- Required task
Reproduce every line of the listing below with no changes.

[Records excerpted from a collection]
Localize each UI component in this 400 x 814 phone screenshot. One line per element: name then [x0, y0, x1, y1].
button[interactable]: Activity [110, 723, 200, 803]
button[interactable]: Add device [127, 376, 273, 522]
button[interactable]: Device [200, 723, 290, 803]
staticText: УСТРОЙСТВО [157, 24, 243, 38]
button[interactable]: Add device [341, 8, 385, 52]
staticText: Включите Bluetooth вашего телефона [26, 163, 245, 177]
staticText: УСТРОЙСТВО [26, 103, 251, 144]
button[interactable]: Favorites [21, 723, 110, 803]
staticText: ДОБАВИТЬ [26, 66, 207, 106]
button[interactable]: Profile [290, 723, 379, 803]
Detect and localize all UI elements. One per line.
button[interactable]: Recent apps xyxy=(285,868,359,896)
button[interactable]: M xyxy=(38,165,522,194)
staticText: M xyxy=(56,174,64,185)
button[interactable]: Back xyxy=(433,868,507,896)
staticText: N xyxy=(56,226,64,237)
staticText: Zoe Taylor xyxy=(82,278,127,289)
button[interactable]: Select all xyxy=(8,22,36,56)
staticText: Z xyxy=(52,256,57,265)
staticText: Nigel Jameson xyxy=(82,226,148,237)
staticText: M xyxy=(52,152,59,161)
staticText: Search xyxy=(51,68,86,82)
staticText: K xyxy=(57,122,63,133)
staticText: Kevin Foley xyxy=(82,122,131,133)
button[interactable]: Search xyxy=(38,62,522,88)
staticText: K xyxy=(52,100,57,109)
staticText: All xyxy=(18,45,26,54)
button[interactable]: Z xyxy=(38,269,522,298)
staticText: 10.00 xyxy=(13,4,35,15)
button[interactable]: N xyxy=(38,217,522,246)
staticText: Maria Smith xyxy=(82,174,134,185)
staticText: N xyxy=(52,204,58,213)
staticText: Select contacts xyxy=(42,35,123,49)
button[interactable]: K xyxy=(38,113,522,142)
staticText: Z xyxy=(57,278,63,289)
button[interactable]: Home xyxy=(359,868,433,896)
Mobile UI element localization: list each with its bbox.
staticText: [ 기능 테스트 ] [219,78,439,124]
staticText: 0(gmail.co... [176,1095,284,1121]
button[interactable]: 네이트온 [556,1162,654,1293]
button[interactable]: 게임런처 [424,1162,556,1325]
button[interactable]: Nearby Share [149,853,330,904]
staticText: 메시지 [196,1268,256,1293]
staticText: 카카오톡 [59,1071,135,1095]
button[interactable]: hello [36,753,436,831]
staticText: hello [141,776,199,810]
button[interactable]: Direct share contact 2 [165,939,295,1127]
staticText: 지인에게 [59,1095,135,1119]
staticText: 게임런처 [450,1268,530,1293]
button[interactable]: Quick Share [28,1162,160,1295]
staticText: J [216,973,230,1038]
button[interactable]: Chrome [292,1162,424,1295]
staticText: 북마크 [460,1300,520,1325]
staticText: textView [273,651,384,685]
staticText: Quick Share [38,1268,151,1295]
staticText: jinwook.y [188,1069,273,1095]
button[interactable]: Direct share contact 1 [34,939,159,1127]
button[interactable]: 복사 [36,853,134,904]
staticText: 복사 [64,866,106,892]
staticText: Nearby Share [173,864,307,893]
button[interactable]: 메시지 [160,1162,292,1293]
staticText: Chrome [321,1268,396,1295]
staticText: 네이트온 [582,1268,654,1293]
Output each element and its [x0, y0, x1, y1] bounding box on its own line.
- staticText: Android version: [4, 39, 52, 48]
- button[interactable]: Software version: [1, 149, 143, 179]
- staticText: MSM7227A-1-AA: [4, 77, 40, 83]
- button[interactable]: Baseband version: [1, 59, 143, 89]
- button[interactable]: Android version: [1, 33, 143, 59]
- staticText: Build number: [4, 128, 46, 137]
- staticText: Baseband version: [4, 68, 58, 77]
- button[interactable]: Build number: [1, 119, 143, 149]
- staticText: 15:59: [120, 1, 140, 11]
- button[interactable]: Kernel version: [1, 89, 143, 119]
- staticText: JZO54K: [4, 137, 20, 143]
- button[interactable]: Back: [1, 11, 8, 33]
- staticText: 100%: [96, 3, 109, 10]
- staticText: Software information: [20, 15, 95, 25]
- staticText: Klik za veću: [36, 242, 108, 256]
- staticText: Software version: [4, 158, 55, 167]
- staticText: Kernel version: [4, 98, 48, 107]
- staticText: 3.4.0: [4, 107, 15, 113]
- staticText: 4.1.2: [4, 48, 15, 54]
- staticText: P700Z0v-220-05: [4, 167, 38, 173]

- In response
Localize each UI component in this 400 x 814 phone screenshot. One line per element: name then [x0, y0, x1, y1].
button[interactable]: Activity [110, 723, 200, 803]
button[interactable]: Add device [127, 376, 273, 522]
button[interactable]: Device [200, 723, 290, 803]
staticText: УСТРОЙСТВО [157, 24, 243, 38]
button[interactable]: Add device [341, 8, 385, 52]
staticText: Включите Bluetooth вашего телефона [26, 163, 245, 177]
staticText: УСТРОЙСТВО [26, 103, 251, 144]
button[interactable]: Favorites [21, 723, 110, 803]
staticText: ДОБАВИТЬ [26, 66, 207, 106]
button[interactable]: Profile [290, 723, 379, 803]
Detect and localize all UI elements. One per line.
button[interactable]: Recent apps xyxy=(285,868,359,896)
button[interactable]: M xyxy=(38,165,522,194)
staticText: M xyxy=(56,174,64,185)
button[interactable]: Back xyxy=(433,868,507,896)
staticText: N xyxy=(56,226,64,237)
staticText: Zoe Taylor xyxy=(82,278,127,289)
button[interactable]: Select all xyxy=(8,22,36,56)
staticText: Z xyxy=(52,256,57,265)
staticText: Nigel Jameson xyxy=(82,226,148,237)
staticText: M xyxy=(52,152,59,161)
staticText: Search xyxy=(51,68,86,82)
staticText: K xyxy=(57,122,63,133)
staticText: Kevin Foley xyxy=(82,122,131,133)
button[interactable]: Search xyxy=(38,62,522,88)
staticText: K xyxy=(52,100,57,109)
staticText: All xyxy=(18,45,26,54)
button[interactable]: Z xyxy=(38,269,522,298)
staticText: 10.00 xyxy=(13,4,35,15)
button[interactable]: N xyxy=(38,217,522,246)
staticText: Maria Smith xyxy=(82,174,134,185)
staticText: N xyxy=(52,204,58,213)
staticText: Select contacts xyxy=(42,35,123,49)
button[interactable]: K xyxy=(38,113,522,142)
staticText: Z xyxy=(57,278,63,289)
button[interactable]: Home xyxy=(359,868,433,896)
Mobile UI element localization: list each with its bbox.
staticText: [ 기능 테스트 ] [219,78,439,124]
staticText: 0(gmail.co... [176,1095,284,1121]
button[interactable]: 네이트온 [556,1162,654,1293]
button[interactable]: 게임런처 [424,1162,556,1325]
button[interactable]: Nearby Share [149,853,330,904]
staticText: 메시지 [196,1268,256,1293]
staticText: 카카오톡 [59,1071,135,1095]
button[interactable]: hello [36,753,436,831]
staticText: hello [141,776,199,810]
button[interactable]: Direct share contact 2 [165,939,295,1127]
staticText: 지인에게 [59,1095,135,1119]
staticText: 게임런처 [450,1268,530,1293]
button[interactable]: Quick Share [28,1162,160,1295]
staticText: J [216,973,230,1038]
button[interactable]: Chrome [292,1162,424,1295]
staticText: 북마크 [460,1300,520,1325]
staticText: textView [273,651,384,685]
staticText: Quick Share [38,1268,151,1295]
staticText: jinwook.y [188,1069,273,1095]
button[interactable]: Direct share contact 1 [34,939,159,1127]
button[interactable]: 복사 [36,853,134,904]
staticText: 복사 [64,866,106,892]
staticText: Nearby Share [173,864,307,893]
button[interactable]: 메시지 [160,1162,292,1293]
staticText: Chrome [321,1268,396,1295]
staticText: 네이트온 [582,1268,654,1293]
Output each element and its [x0, y0, x1, y1] bounding box on its own line.
- staticText: Android version: [4, 39, 52, 48]
- button[interactable]: Software version: [1, 149, 143, 179]
- staticText: MSM7227A-1-AA: [4, 77, 40, 83]
- button[interactable]: Baseband version: [1, 59, 143, 89]
- button[interactable]: Android version: [1, 33, 143, 59]
- staticText: Build number: [4, 128, 46, 137]
- staticText: Baseband version: [4, 68, 58, 77]
- button[interactable]: Build number: [1, 119, 143, 149]
- staticText: 15:59: [120, 1, 140, 11]
- button[interactable]: Kernel version: [1, 89, 143, 119]
- staticText: JZO54K: [4, 137, 20, 143]
- button[interactable]: Back: [1, 11, 8, 33]
- staticText: 100%: [96, 3, 109, 10]
- staticText: Software information: [20, 15, 95, 25]
- staticText: Klik za veću: [36, 242, 108, 256]
- staticText: Software version: [4, 158, 55, 167]
- staticText: Kernel version: [4, 98, 48, 107]
- staticText: 3.4.0: [4, 107, 15, 113]
- staticText: 4.1.2: [4, 48, 15, 54]
- staticText: P700Z0v-220-05: [4, 167, 38, 173]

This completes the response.